**Directive**
Find each line containing the string "Nuggets" and return it.

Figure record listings

* Start *

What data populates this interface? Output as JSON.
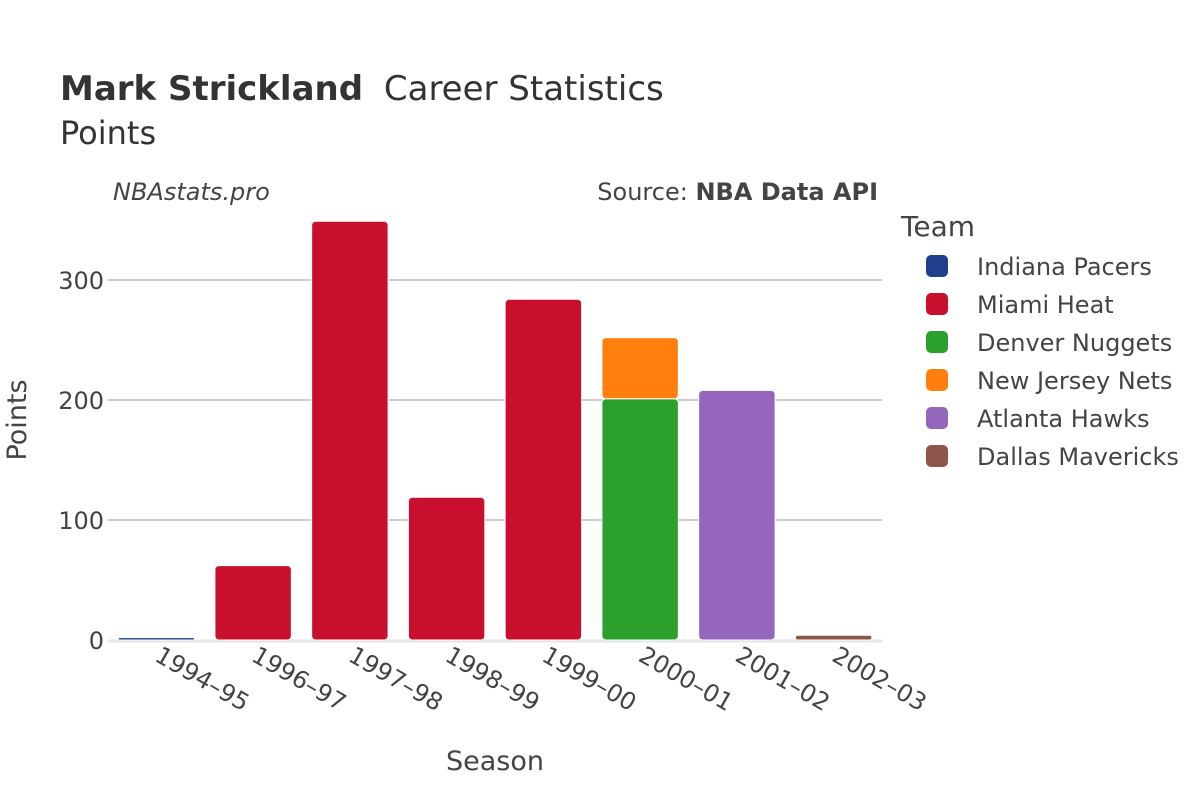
{
  "title": {
    "name": "Mark Strickland",
    "rest": "Career Statistics",
    "subtitle": "Points"
  },
  "watermark": "NBAstats.pro",
  "source": {
    "prefix": "Source: ",
    "name": "NBA Data API"
  },
  "legend": {
    "title": "Team",
    "items": [
      {
        "label": "Indiana Pacers",
        "color": "#1f3f8a"
      },
      {
        "label": "Miami Heat",
        "color": "#c8102e"
      },
      {
        "label": "Denver Nuggets",
        "color": "#2ca02c"
      },
      {
        "label": "New Jersey Nets",
        "color": "#ff7f0e"
      },
      {
        "label": "Atlanta Hawks",
        "color": "#9467bd"
      },
      {
        "label": "Dallas Mavericks",
        "color": "#8c564b"
      }
    ]
  },
  "chart_data": {
    "type": "bar",
    "stacked": true,
    "title": "Mark Strickland Career Statistics",
    "subtitle": "Points",
    "xlabel": "Season",
    "ylabel": "Points",
    "ylim": [
      0,
      360
    ],
    "yticks": [
      0,
      100,
      200,
      300
    ],
    "grid": true,
    "legend_position": "right",
    "categories": [
      "1994–95",
      "1996–97",
      "1997–98",
      "1998–99",
      "1999–00",
      "2000–01",
      "2001–02",
      "2002–03"
    ],
    "series": [
      {
        "name": "Indiana Pacers",
        "color": "#1f3f8a",
        "values": [
          2,
          0,
          0,
          0,
          0,
          0,
          0,
          0
        ]
      },
      {
        "name": "Miami Heat",
        "color": "#c8102e",
        "values": [
          0,
          62,
          349,
          119,
          284,
          0,
          0,
          0
        ]
      },
      {
        "name": "Denver Nuggets",
        "color": "#2ca02c",
        "values": [
          0,
          0,
          0,
          0,
          0,
          201,
          0,
          0
        ]
      },
      {
        "name": "New Jersey Nets",
        "color": "#ff7f0e",
        "values": [
          0,
          0,
          0,
          0,
          0,
          51,
          0,
          0
        ]
      },
      {
        "name": "Atlanta Hawks",
        "color": "#9467bd",
        "values": [
          0,
          0,
          0,
          0,
          0,
          0,
          208,
          0
        ]
      },
      {
        "name": "Dallas Mavericks",
        "color": "#8c564b",
        "values": [
          0,
          0,
          0,
          0,
          0,
          0,
          0,
          4
        ]
      }
    ]
  }
}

* End *

**Reply**
        "label": "Denver Nuggets",
        "name": "Denver Nuggets",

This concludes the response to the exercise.